▸ **Task statement**:
Your copy of the material below should match it exactly, except that it holds no pictures.

▸ **Entries provided**:
--*--
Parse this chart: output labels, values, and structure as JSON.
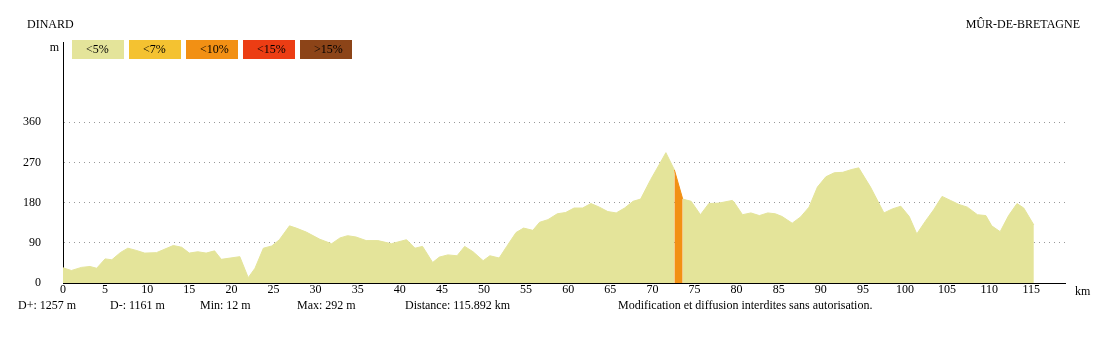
{
  "chart_data": {
    "type": "area",
    "xlabel": "km",
    "ylabel": "m",
    "annotations": [
      "DINARD",
      "MÛR-DE-BRETAGNE",
      "D+: 1257 m",
      "D-: 1161 m",
      "Min: 12 m",
      "Max: 292 m",
      "Distance: 115.892 km",
      "Modification et diffusion interdites sans autorisation."
    ],
    "xlim": [
      0,
      119
    ],
    "xticks": [
      0,
      5,
      10,
      15,
      20,
      25,
      30,
      35,
      40,
      45,
      50,
      55,
      60,
      65,
      70,
      75,
      80,
      85,
      90,
      95,
      100,
      105,
      110,
      115
    ],
    "ylim": [
      0,
      540
    ],
    "yticks": [
      0,
      90,
      180,
      270,
      360
    ],
    "grid": "y",
    "legend": "top left",
    "series": [
      {
        "name": "<5%",
        "color": "#e4e49a",
        "x": [
          0,
          1.0,
          2.2,
          3.2,
          4.0,
          5.0,
          5.8,
          6.8,
          7.7,
          8.7,
          9.7,
          11.1,
          12.1,
          13.1,
          14.1,
          15.0,
          16.0,
          17.0,
          18.0,
          18.8,
          21.0,
          22.0,
          22.8,
          23.8,
          24.8,
          25.7,
          26.9,
          27.7,
          28.9,
          30.5,
          31.9,
          32.9,
          33.8,
          34.8,
          36.0,
          37.4,
          39.0,
          40.8,
          41.8,
          42.7,
          43.9,
          44.7,
          45.7,
          46.8,
          47.7,
          48.7,
          49.9,
          50.7,
          51.8,
          52.7,
          53.8,
          54.7,
          55.8,
          56.6,
          57.6,
          58.7,
          59.7,
          60.7,
          61.7,
          62.7,
          63.7,
          64.7,
          65.7,
          66.7,
          67.7,
          68.6,
          69.8,
          70.8,
          71.6,
          72.6,
          73.1,
          73.6,
          74.6,
          75.7,
          76.7,
          77.9,
          79.5,
          79.7,
          80.7,
          81.7,
          82.7,
          83.7,
          84.6,
          85.4,
          86.6,
          87.6,
          88.6,
          89.6,
          90.6,
          91.6,
          92.6,
          93.6,
          94.5,
          95.9,
          97.5,
          98.5,
          99.5,
          100.5,
          101.4,
          102.4,
          103.4,
          104.4,
          105.4,
          106.4,
          107.4,
          108.6,
          109.6,
          110.3,
          111.3,
          112.3,
          113.3,
          114.1,
          115.3
        ],
        "values": [
          34,
          28,
          35,
          37,
          33,
          54,
          52,
          68,
          78,
          73,
          67,
          68,
          76,
          84,
          80,
          67,
          70,
          67,
          72,
          53,
          59,
          12,
          33,
          78,
          83,
          97,
          128,
          123,
          114,
          98,
          88,
          101,
          106,
          103,
          95,
          95,
          88,
          97,
          78,
          82,
          46,
          58,
          63,
          61,
          82,
          70,
          50,
          61,
          56,
          82,
          113,
          123,
          118,
          136,
          142,
          155,
          158,
          168,
          168,
          178,
          170,
          160,
          157,
          168,
          183,
          188,
          232,
          265,
          292,
          254,
          null,
          188,
          183,
          153,
          178,
          179,
          185,
          181,
          153,
          157,
          151,
          157,
          155,
          149,
          134,
          148,
          170,
          215,
          238,
          247,
          248,
          254,
          258,
          215,
          157,
          166,
          172,
          149,
          110,
          138,
          164,
          194,
          185,
          176,
          170,
          153,
          151,
          128,
          115,
          151,
          178,
          168,
          130
        ]
      },
      {
        "name": "<7%",
        "color": "#f4c231"
      },
      {
        "name": "<10%",
        "color": "#f29014",
        "x": [
          72.6,
          73.6
        ],
        "values": [
          254,
          188
        ]
      },
      {
        "name": "<15%",
        "color": "#ec3d14"
      },
      {
        "name": ">15%",
        "color": "#8c4418"
      }
    ]
  }
}
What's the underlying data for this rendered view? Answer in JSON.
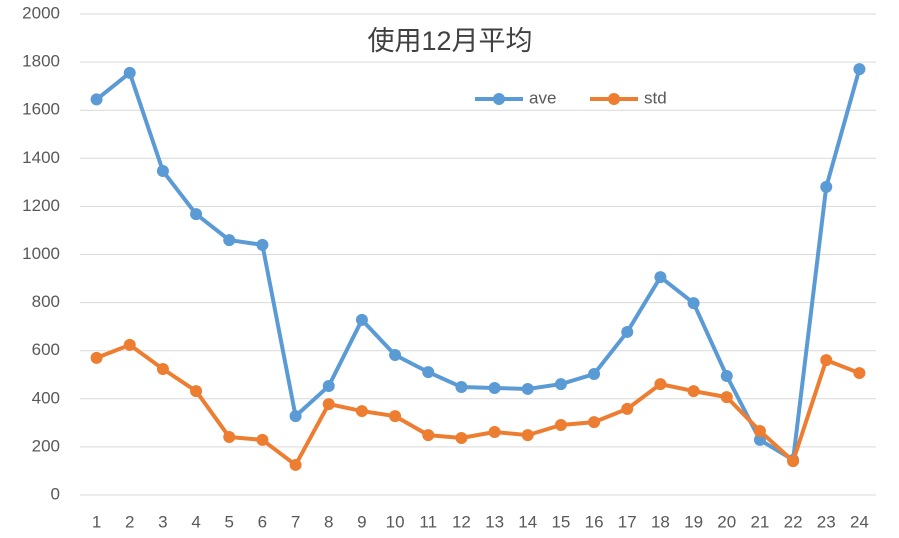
{
  "chart_data": {
    "type": "line",
    "title": "使用12月平均",
    "categories": [
      "1",
      "2",
      "3",
      "4",
      "5",
      "6",
      "7",
      "8",
      "9",
      "10",
      "11",
      "12",
      "13",
      "14",
      "15",
      "16",
      "17",
      "18",
      "19",
      "20",
      "21",
      "22",
      "23",
      "24"
    ],
    "series": [
      {
        "name": "ave",
        "color": "#5b9bd5",
        "values": [
          1645,
          1755,
          1347,
          1168,
          1060,
          1040,
          328,
          453,
          728,
          582,
          511,
          449,
          445,
          441,
          461,
          503,
          678,
          906,
          798,
          495,
          229,
          146,
          1281,
          1771
        ]
      },
      {
        "name": "std",
        "color": "#ed7d31",
        "values": [
          570,
          624,
          524,
          432,
          241,
          229,
          125,
          378,
          349,
          328,
          249,
          237,
          262,
          249,
          291,
          303,
          358,
          461,
          432,
          407,
          266,
          141,
          561,
          507
        ]
      }
    ],
    "ylim": [
      0,
      2000
    ],
    "yticks": [
      0,
      200,
      400,
      600,
      800,
      1000,
      1200,
      1400,
      1600,
      1800,
      2000
    ],
    "grid": true
  }
}
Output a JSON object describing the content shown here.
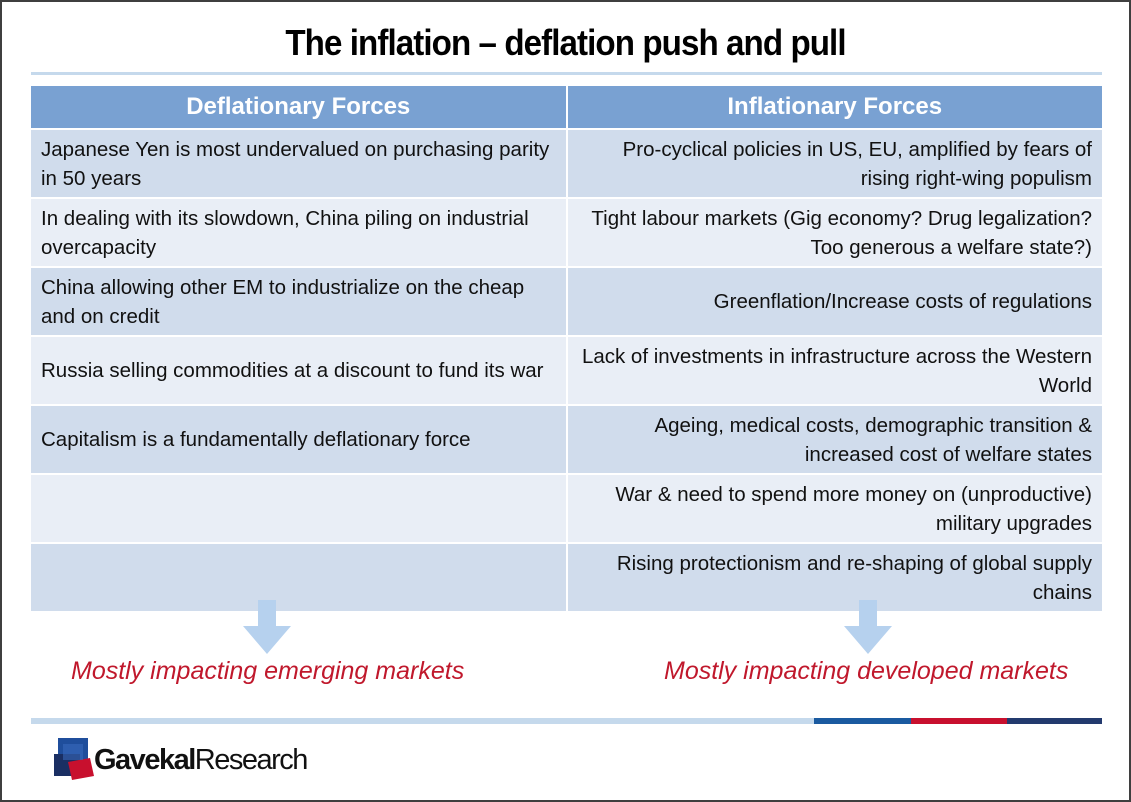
{
  "title": "The inflation – deflation push and pull",
  "table": {
    "headers": [
      "Deflationary Forces",
      "Inflationary Forces"
    ],
    "rows": [
      [
        "Japanese Yen is most undervalued on purchasing parity in 50 years",
        "Pro-cyclical policies in US, EU, amplified by fears of rising right-wing populism"
      ],
      [
        "In dealing with its slowdown, China piling on industrial overcapacity",
        "Tight labour markets (Gig economy? Drug legalization? Too generous a welfare state?)"
      ],
      [
        "China allowing other EM to industrialize on the cheap and on credit",
        "Greenflation/Increase costs of regulations"
      ],
      [
        "Russia selling commodities at a discount to fund its war",
        "Lack of investments in infrastructure across the Western World"
      ],
      [
        "Capitalism is a fundamentally deflationary force",
        "Ageing, medical costs, demographic transition & increased cost of welfare states"
      ],
      [
        "",
        "War & need to spend more money on (unproductive) military upgrades"
      ],
      [
        "",
        "Rising protectionism and re-shaping of global supply chains"
      ]
    ]
  },
  "impacts": {
    "left": "Mostly impacting emerging markets",
    "right": "Mostly impacting developed markets"
  },
  "logo": {
    "brand_bold": "Gavekal",
    "brand_regular": "Research"
  },
  "colors": {
    "header_bg": "#79a1d2",
    "row_dark": "#d0dcec",
    "row_light": "#e9eef6",
    "accent_red": "#c0182c",
    "bar_blue": "#1a5aa0",
    "bar_red": "#c8102e",
    "bar_navy": "#233a6e"
  }
}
--*--
▸ **Expected answer**:
Parse this chart: output labels, values, and structure as JSON.
{
  "chart_data": {
    "type": "area",
    "xlabel": "km",
    "ylabel": "m",
    "annotations": [
      "DINARD",
      "MÛR-DE-BRETAGNE",
      "D+: 1257 m",
      "D-: 1161 m",
      "Min: 12 m",
      "Max: 292 m",
      "Distance: 115.892 km",
      "Modification et diffusion interdites sans autorisation."
    ],
    "xlim": [
      0,
      119
    ],
    "xticks": [
      0,
      5,
      10,
      15,
      20,
      25,
      30,
      35,
      40,
      45,
      50,
      55,
      60,
      65,
      70,
      75,
      80,
      85,
      90,
      95,
      100,
      105,
      110,
      115
    ],
    "ylim": [
      0,
      540
    ],
    "yticks": [
      0,
      90,
      180,
      270,
      360
    ],
    "grid": "y",
    "legend": "top left",
    "series": [
      {
        "name": "<5%",
        "color": "#e4e49a",
        "x": [
          0,
          1.0,
          2.2,
          3.2,
          4.0,
          5.0,
          5.8,
          6.8,
          7.7,
          8.7,
          9.7,
          11.1,
          12.1,
          13.1,
          14.1,
          15.0,
          16.0,
          17.0,
          18.0,
          18.8,
          21.0,
          22.0,
          22.8,
          23.8,
          24.8,
          25.7,
          26.9,
          27.7,
          28.9,
          30.5,
          31.9,
          32.9,
          33.8,
          34.8,
          36.0,
          37.4,
          39.0,
          40.8,
          41.8,
          42.7,
          43.9,
          44.7,
          45.7,
          46.8,
          47.7,
          48.7,
          49.9,
          50.7,
          51.8,
          52.7,
          53.8,
          54.7,
          55.8,
          56.6,
          57.6,
          58.7,
          59.7,
          60.7,
          61.7,
          62.7,
          63.7,
          64.7,
          65.7,
          66.7,
          67.7,
          68.6,
          69.8,
          70.8,
          71.6,
          72.6,
          73.1,
          73.6,
          74.6,
          75.7,
          76.7,
          77.9,
          79.5,
          79.7,
          80.7,
          81.7,
          82.7,
          83.7,
          84.6,
          85.4,
          86.6,
          87.6,
          88.6,
          89.6,
          90.6,
          91.6,
          92.6,
          93.6,
          94.5,
          95.9,
          97.5,
          98.5,
          99.5,
          100.5,
          101.4,
          102.4,
          103.4,
          104.4,
          105.4,
          106.4,
          107.4,
          108.6,
          109.6,
          110.3,
          111.3,
          112.3,
          113.3,
          114.1,
          115.3
        ],
        "values": [
          34,
          28,
          35,
          37,
          33,
          54,
          52,
          68,
          78,
          73,
          67,
          68,
          76,
          84,
          80,
          67,
          70,
          67,
          72,
          53,
          59,
          12,
          33,
          78,
          83,
          97,
          128,
          123,
          114,
          98,
          88,
          101,
          106,
          103,
          95,
          95,
          88,
          97,
          78,
          82,
          46,
          58,
          63,
          61,
          82,
          70,
          50,
          61,
          56,
          82,
          113,
          123,
          118,
          136,
          142,
          155,
          158,
          168,
          168,
          178,
          170,
          160,
          157,
          168,
          183,
          188,
          232,
          265,
          292,
          254,
          null,
          188,
          183,
          153,
          178,
          179,
          185,
          181,
          153,
          157,
          151,
          157,
          155,
          149,
          134,
          148,
          170,
          215,
          238,
          247,
          248,
          254,
          258,
          215,
          157,
          166,
          172,
          149,
          110,
          138,
          164,
          194,
          185,
          176,
          170,
          153,
          151,
          128,
          115,
          151,
          178,
          168,
          130
        ]
      },
      {
        "name": "<7%",
        "color": "#f4c231"
      },
      {
        "name": "<10%",
        "color": "#f29014",
        "x": [
          72.6,
          73.6
        ],
        "values": [
          254,
          188
        ]
      },
      {
        "name": "<15%",
        "color": "#ec3d14"
      },
      {
        "name": ">15%",
        "color": "#8c4418"
      }
    ]
  }
}
What's the underlying data for this rendered view? Answer in JSON.
{
  "chart_data": {
    "type": "line",
    "title": "使用12月平均",
    "categories": [
      "1",
      "2",
      "3",
      "4",
      "5",
      "6",
      "7",
      "8",
      "9",
      "10",
      "11",
      "12",
      "13",
      "14",
      "15",
      "16",
      "17",
      "18",
      "19",
      "20",
      "21",
      "22",
      "23",
      "24"
    ],
    "series": [
      {
        "name": "ave",
        "color": "#5b9bd5",
        "values": [
          1645,
          1755,
          1347,
          1168,
          1060,
          1040,
          328,
          453,
          728,
          582,
          511,
          449,
          445,
          441,
          461,
          503,
          678,
          906,
          798,
          495,
          229,
          146,
          1281,
          1771
        ]
      },
      {
        "name": "std",
        "color": "#ed7d31",
        "values": [
          570,
          624,
          524,
          432,
          241,
          229,
          125,
          378,
          349,
          328,
          249,
          237,
          262,
          249,
          291,
          303,
          358,
          461,
          432,
          407,
          266,
          141,
          561,
          507
        ]
      }
    ],
    "ylim": [
      0,
      2000
    ],
    "yticks": [
      0,
      200,
      400,
      600,
      800,
      1000,
      1200,
      1400,
      1600,
      1800,
      2000
    ],
    "grid": true
  }
}
Output a JSON object describing the content shown here.
{
  "title": "The inflation – deflation push and pull",
  "table": {
    "headers": [
      "Deflationary Forces",
      "Inflationary Forces"
    ],
    "rows": [
      [
        "Japanese Yen is most undervalued on purchasing parity in 50 years",
        "Pro-cyclical policies in US, EU, amplified by fears of rising right-wing populism"
      ],
      [
        "In dealing with its slowdown, China piling on industrial overcapacity",
        "Tight labour markets (Gig economy? Drug legalization? Too generous a welfare state?)"
      ],
      [
        "China allowing other EM to industrialize on the cheap and on credit",
        "Greenflation/Increase costs of regulations"
      ],
      [
        "Russia selling commodities at a discount to fund its war",
        "Lack of investments in infrastructure across the Western World"
      ],
      [
        "Capitalism is a fundamentally deflationary force",
        "Ageing, medical costs, demographic transition & increased cost of welfare states"
      ],
      [
        "",
        "War & need to spend more money on (unproductive) military upgrades"
      ],
      [
        "",
        "Rising protectionism and re-shaping of global supply chains"
      ]
    ]
  },
  "impacts": {
    "left": "Mostly impacting emerging markets",
    "right": "Mostly impacting developed markets"
  },
  "logo": {
    "brand_bold": "Gavekal",
    "brand_regular": "Research"
  },
  "colors": {
    "header_bg": "#79a1d2",
    "row_dark": "#d0dcec",
    "row_light": "#e9eef6",
    "accent_red": "#c0182c",
    "bar_blue": "#1a5aa0",
    "bar_red": "#c8102e",
    "bar_navy": "#233a6e"
  }
}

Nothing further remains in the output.